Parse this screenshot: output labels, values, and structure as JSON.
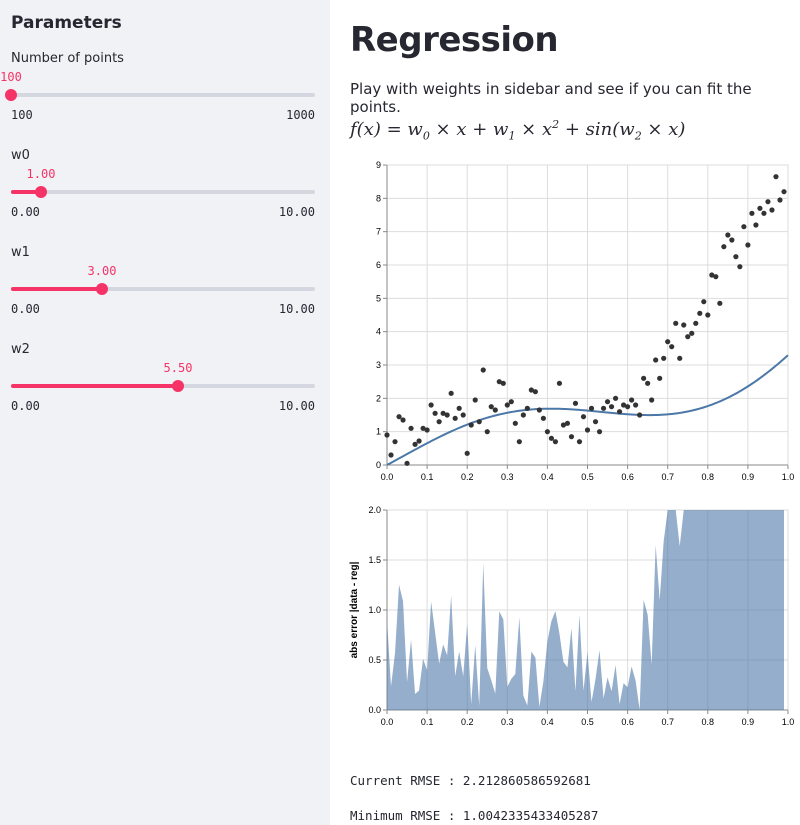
{
  "sidebar": {
    "title": "Parameters",
    "sliders": [
      {
        "label": "Number of points",
        "value_text": "100",
        "value": 100,
        "min": 100,
        "max": 1000,
        "min_text": "100",
        "max_text": "1000"
      },
      {
        "label": "w0",
        "value_text": "1.00",
        "value": 1.0,
        "min": 0,
        "max": 10,
        "min_text": "0.00",
        "max_text": "10.00"
      },
      {
        "label": "w1",
        "value_text": "3.00",
        "value": 3.0,
        "min": 0,
        "max": 10,
        "min_text": "0.00",
        "max_text": "10.00"
      },
      {
        "label": "w2",
        "value_text": "5.50",
        "value": 5.5,
        "min": 0,
        "max": 10,
        "min_text": "0.00",
        "max_text": "10.00"
      }
    ]
  },
  "main": {
    "title": "Regression",
    "description": "Play with weights in sidebar and see if you can fit the points.",
    "formula": {
      "lhs": "f(x) = ",
      "w0": "w",
      "w0_sub": "0",
      "t1": " × x + ",
      "w1": "w",
      "w1_sub": "1",
      "t2": " × x",
      "x_sup": "2",
      "t3": " + sin(",
      "w2": "w",
      "w2_sub": "2",
      "t4": " × x)"
    },
    "rmse_current": "Current RMSE : 2.212860586592681",
    "rmse_minimum": "Minimum RMSE : 1.0042335433405287"
  },
  "chart_data": [
    {
      "type": "scatter",
      "title": "",
      "xlabel": "",
      "ylabel": "",
      "xlim": [
        0,
        1
      ],
      "ylim": [
        0,
        9
      ],
      "x_ticks": [
        0.0,
        0.1,
        0.2,
        0.3,
        0.4,
        0.5,
        0.6,
        0.7,
        0.8,
        0.9,
        1.0
      ],
      "x_tick_labels": [
        "0.0",
        "0.1",
        "0.2",
        "0.3",
        "0.4",
        "0.5",
        "0.6",
        "0.7",
        "0.8",
        "0.9",
        "1.0"
      ],
      "y_ticks": [
        0,
        1,
        2,
        3,
        4,
        5,
        6,
        7,
        8,
        9
      ],
      "y_tick_labels": [
        "0",
        "1",
        "2",
        "3",
        "4",
        "5",
        "6",
        "7",
        "8",
        "9"
      ],
      "grid": true,
      "points": [
        [
          0.0,
          0.9
        ],
        [
          0.01,
          0.3
        ],
        [
          0.02,
          0.7
        ],
        [
          0.03,
          1.45
        ],
        [
          0.04,
          1.35
        ],
        [
          0.05,
          0.05
        ],
        [
          0.06,
          1.1
        ],
        [
          0.07,
          0.62
        ],
        [
          0.08,
          0.72
        ],
        [
          0.09,
          1.1
        ],
        [
          0.1,
          1.05
        ],
        [
          0.11,
          1.8
        ],
        [
          0.12,
          1.55
        ],
        [
          0.13,
          1.3
        ],
        [
          0.14,
          1.55
        ],
        [
          0.15,
          1.5
        ],
        [
          0.16,
          2.15
        ],
        [
          0.17,
          1.4
        ],
        [
          0.18,
          1.7
        ],
        [
          0.19,
          1.5
        ],
        [
          0.2,
          0.35
        ],
        [
          0.21,
          1.2
        ],
        [
          0.22,
          1.95
        ],
        [
          0.23,
          1.3
        ],
        [
          0.24,
          2.85
        ],
        [
          0.25,
          1.0
        ],
        [
          0.26,
          1.75
        ],
        [
          0.27,
          1.65
        ],
        [
          0.28,
          2.5
        ],
        [
          0.29,
          2.45
        ],
        [
          0.3,
          1.8
        ],
        [
          0.31,
          1.9
        ],
        [
          0.32,
          1.25
        ],
        [
          0.33,
          0.7
        ],
        [
          0.34,
          1.5
        ],
        [
          0.35,
          1.7
        ],
        [
          0.36,
          2.25
        ],
        [
          0.37,
          2.2
        ],
        [
          0.38,
          1.65
        ],
        [
          0.39,
          1.4
        ],
        [
          0.4,
          1.0
        ],
        [
          0.41,
          0.8
        ],
        [
          0.42,
          0.7
        ],
        [
          0.43,
          2.45
        ],
        [
          0.44,
          1.2
        ],
        [
          0.45,
          1.25
        ],
        [
          0.46,
          0.85
        ],
        [
          0.47,
          1.85
        ],
        [
          0.48,
          0.7
        ],
        [
          0.49,
          1.45
        ],
        [
          0.5,
          1.05
        ],
        [
          0.51,
          1.7
        ],
        [
          0.52,
          1.3
        ],
        [
          0.53,
          1.0
        ],
        [
          0.54,
          1.7
        ],
        [
          0.55,
          1.9
        ],
        [
          0.56,
          1.75
        ],
        [
          0.57,
          2.0
        ],
        [
          0.58,
          1.6
        ],
        [
          0.59,
          1.8
        ],
        [
          0.6,
          1.75
        ],
        [
          0.61,
          1.95
        ],
        [
          0.62,
          1.8
        ],
        [
          0.63,
          1.5
        ],
        [
          0.64,
          2.6
        ],
        [
          0.65,
          2.45
        ],
        [
          0.66,
          1.95
        ],
        [
          0.67,
          3.15
        ],
        [
          0.68,
          2.6
        ],
        [
          0.69,
          3.2
        ],
        [
          0.7,
          3.7
        ],
        [
          0.71,
          3.55
        ],
        [
          0.72,
          4.25
        ],
        [
          0.73,
          3.2
        ],
        [
          0.74,
          4.2
        ],
        [
          0.75,
          3.85
        ],
        [
          0.76,
          3.95
        ],
        [
          0.77,
          4.25
        ],
        [
          0.78,
          4.55
        ],
        [
          0.79,
          4.9
        ],
        [
          0.8,
          4.5
        ],
        [
          0.81,
          5.7
        ],
        [
          0.82,
          5.65
        ],
        [
          0.83,
          4.85
        ],
        [
          0.84,
          6.55
        ],
        [
          0.85,
          6.9
        ],
        [
          0.86,
          6.75
        ],
        [
          0.87,
          6.25
        ],
        [
          0.88,
          5.95
        ],
        [
          0.89,
          7.15
        ],
        [
          0.9,
          6.6
        ],
        [
          0.91,
          7.55
        ],
        [
          0.92,
          7.2
        ],
        [
          0.93,
          7.7
        ],
        [
          0.94,
          7.55
        ],
        [
          0.95,
          7.9
        ],
        [
          0.96,
          7.65
        ],
        [
          0.97,
          8.65
        ],
        [
          0.98,
          7.95
        ],
        [
          0.99,
          8.2
        ]
      ],
      "line": {
        "name": "f(x) = 1.00·x + 3.00·x² + sin(5.50·x)",
        "w0": 1.0,
        "w1": 3.0,
        "w2": 5.5
      }
    },
    {
      "type": "area",
      "title": "",
      "xlabel": "",
      "ylabel": "abs error |data - reg|",
      "xlim": [
        0,
        1
      ],
      "ylim": [
        0,
        2
      ],
      "x_ticks": [
        0.0,
        0.1,
        0.2,
        0.3,
        0.4,
        0.5,
        0.6,
        0.7,
        0.8,
        0.9,
        1.0
      ],
      "x_tick_labels": [
        "0.0",
        "0.1",
        "0.2",
        "0.3",
        "0.4",
        "0.5",
        "0.6",
        "0.7",
        "0.8",
        "0.9",
        "1.0"
      ],
      "y_ticks": [
        0,
        0.5,
        1.0,
        1.5,
        2.0
      ],
      "y_tick_labels": [
        "0.0",
        "0.5",
        "1.0",
        "1.5",
        "2.0"
      ],
      "grid": true,
      "series_note": "abs(points.y - line(x)), clipped at 2.0"
    }
  ]
}
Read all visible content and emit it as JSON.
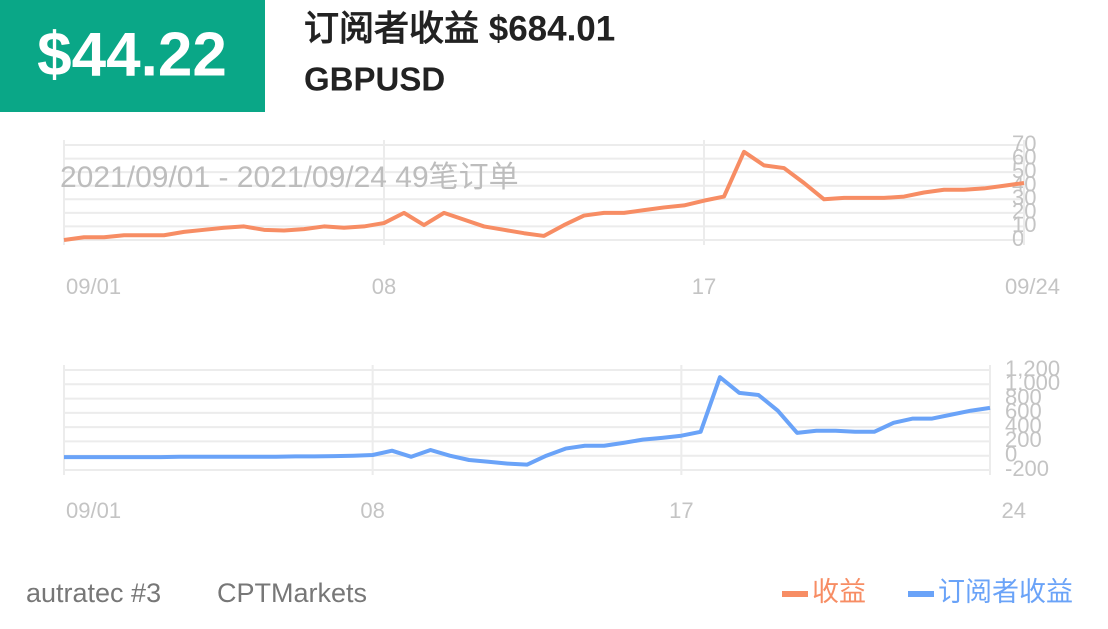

Problem
Take the data above and repeat it exactly, leaving each picture out.

The result
Parse this screenshot: output labels, values, and structure as JSON.
{
  "sidebar": {
    "title": "Parameters",
    "sliders": [
      {
        "label": "Number of points",
        "value_text": "100",
        "value": 100,
        "min": 100,
        "max": 1000,
        "min_text": "100",
        "max_text": "1000"
      },
      {
        "label": "w0",
        "value_text": "1.00",
        "value": 1.0,
        "min": 0,
        "max": 10,
        "min_text": "0.00",
        "max_text": "10.00"
      },
      {
        "label": "w1",
        "value_text": "3.00",
        "value": 3.0,
        "min": 0,
        "max": 10,
        "min_text": "0.00",
        "max_text": "10.00"
      },
      {
        "label": "w2",
        "value_text": "5.50",
        "value": 5.5,
        "min": 0,
        "max": 10,
        "min_text": "0.00",
        "max_text": "10.00"
      }
    ]
  },
  "main": {
    "title": "Regression",
    "description": "Play with weights in sidebar and see if you can fit the points.",
    "formula": {
      "lhs": "f(x) = ",
      "w0": "w",
      "w0_sub": "0",
      "t1": " × x + ",
      "w1": "w",
      "w1_sub": "1",
      "t2": " × x",
      "x_sup": "2",
      "t3": " + sin(",
      "w2": "w",
      "w2_sub": "2",
      "t4": " × x)"
    },
    "rmse_current": "Current RMSE : 2.212860586592681",
    "rmse_minimum": "Minimum RMSE : 1.0042335433405287"
  },
  "chart_data": [
    {
      "type": "scatter",
      "title": "",
      "xlabel": "",
      "ylabel": "",
      "xlim": [
        0,
        1
      ],
      "ylim": [
        0,
        9
      ],
      "x_ticks": [
        0.0,
        0.1,
        0.2,
        0.3,
        0.4,
        0.5,
        0.6,
        0.7,
        0.8,
        0.9,
        1.0
      ],
      "x_tick_labels": [
        "0.0",
        "0.1",
        "0.2",
        "0.3",
        "0.4",
        "0.5",
        "0.6",
        "0.7",
        "0.8",
        "0.9",
        "1.0"
      ],
      "y_ticks": [
        0,
        1,
        2,
        3,
        4,
        5,
        6,
        7,
        8,
        9
      ],
      "y_tick_labels": [
        "0",
        "1",
        "2",
        "3",
        "4",
        "5",
        "6",
        "7",
        "8",
        "9"
      ],
      "grid": true,
      "points": [
        [
          0.0,
          0.9
        ],
        [
          0.01,
          0.3
        ],
        [
          0.02,
          0.7
        ],
        [
          0.03,
          1.45
        ],
        [
          0.04,
          1.35
        ],
        [
          0.05,
          0.05
        ],
        [
          0.06,
          1.1
        ],
        [
          0.07,
          0.62
        ],
        [
          0.08,
          0.72
        ],
        [
          0.09,
          1.1
        ],
        [
          0.1,
          1.05
        ],
        [
          0.11,
          1.8
        ],
        [
          0.12,
          1.55
        ],
        [
          0.13,
          1.3
        ],
        [
          0.14,
          1.55
        ],
        [
          0.15,
          1.5
        ],
        [
          0.16,
          2.15
        ],
        [
          0.17,
          1.4
        ],
        [
          0.18,
          1.7
        ],
        [
          0.19,
          1.5
        ],
        [
          0.2,
          0.35
        ],
        [
          0.21,
          1.2
        ],
        [
          0.22,
          1.95
        ],
        [
          0.23,
          1.3
        ],
        [
          0.24,
          2.85
        ],
        [
          0.25,
          1.0
        ],
        [
          0.26,
          1.75
        ],
        [
          0.27,
          1.65
        ],
        [
          0.28,
          2.5
        ],
        [
          0.29,
          2.45
        ],
        [
          0.3,
          1.8
        ],
        [
          0.31,
          1.9
        ],
        [
          0.32,
          1.25
        ],
        [
          0.33,
          0.7
        ],
        [
          0.34,
          1.5
        ],
        [
          0.35,
          1.7
        ],
        [
          0.36,
          2.25
        ],
        [
          0.37,
          2.2
        ],
        [
          0.38,
          1.65
        ],
        [
          0.39,
          1.4
        ],
        [
          0.4,
          1.0
        ],
        [
          0.41,
          0.8
        ],
        [
          0.42,
          0.7
        ],
        [
          0.43,
          2.45
        ],
        [
          0.44,
          1.2
        ],
        [
          0.45,
          1.25
        ],
        [
          0.46,
          0.85
        ],
        [
          0.47,
          1.85
        ],
        [
          0.48,
          0.7
        ],
        [
          0.49,
          1.45
        ],
        [
          0.5,
          1.05
        ],
        [
          0.51,
          1.7
        ],
        [
          0.52,
          1.3
        ],
        [
          0.53,
          1.0
        ],
        [
          0.54,
          1.7
        ],
        [
          0.55,
          1.9
        ],
        [
          0.56,
          1.75
        ],
        [
          0.57,
          2.0
        ],
        [
          0.58,
          1.6
        ],
        [
          0.59,
          1.8
        ],
        [
          0.6,
          1.75
        ],
        [
          0.61,
          1.95
        ],
        [
          0.62,
          1.8
        ],
        [
          0.63,
          1.5
        ],
        [
          0.64,
          2.6
        ],
        [
          0.65,
          2.45
        ],
        [
          0.66,
          1.95
        ],
        [
          0.67,
          3.15
        ],
        [
          0.68,
          2.6
        ],
        [
          0.69,
          3.2
        ],
        [
          0.7,
          3.7
        ],
        [
          0.71,
          3.55
        ],
        [
          0.72,
          4.25
        ],
        [
          0.73,
          3.2
        ],
        [
          0.74,
          4.2
        ],
        [
          0.75,
          3.85
        ],
        [
          0.76,
          3.95
        ],
        [
          0.77,
          4.25
        ],
        [
          0.78,
          4.55
        ],
        [
          0.79,
          4.9
        ],
        [
          0.8,
          4.5
        ],
        [
          0.81,
          5.7
        ],
        [
          0.82,
          5.65
        ],
        [
          0.83,
          4.85
        ],
        [
          0.84,
          6.55
        ],
        [
          0.85,
          6.9
        ],
        [
          0.86,
          6.75
        ],
        [
          0.87,
          6.25
        ],
        [
          0.88,
          5.95
        ],
        [
          0.89,
          7.15
        ],
        [
          0.9,
          6.6
        ],
        [
          0.91,
          7.55
        ],
        [
          0.92,
          7.2
        ],
        [
          0.93,
          7.7
        ],
        [
          0.94,
          7.55
        ],
        [
          0.95,
          7.9
        ],
        [
          0.96,
          7.65
        ],
        [
          0.97,
          8.65
        ],
        [
          0.98,
          7.95
        ],
        [
          0.99,
          8.2
        ]
      ],
      "line": {
        "name": "f(x) = 1.00·x + 3.00·x² + sin(5.50·x)",
        "w0": 1.0,
        "w1": 3.0,
        "w2": 5.5
      }
    },
    {
      "type": "area",
      "title": "",
      "xlabel": "",
      "ylabel": "abs error |data - reg|",
      "xlim": [
        0,
        1
      ],
      "ylim": [
        0,
        2
      ],
      "x_ticks": [
        0.0,
        0.1,
        0.2,
        0.3,
        0.4,
        0.5,
        0.6,
        0.7,
        0.8,
        0.9,
        1.0
      ],
      "x_tick_labels": [
        "0.0",
        "0.1",
        "0.2",
        "0.3",
        "0.4",
        "0.5",
        "0.6",
        "0.7",
        "0.8",
        "0.9",
        "1.0"
      ],
      "y_ticks": [
        0,
        0.5,
        1.0,
        1.5,
        2.0
      ],
      "y_tick_labels": [
        "0.0",
        "0.5",
        "1.0",
        "1.5",
        "2.0"
      ],
      "grid": true,
      "series_note": "abs(points.y - line(x)), clipped at 2.0"
    }
  ]
}
Read all visible content and emit it as JSON.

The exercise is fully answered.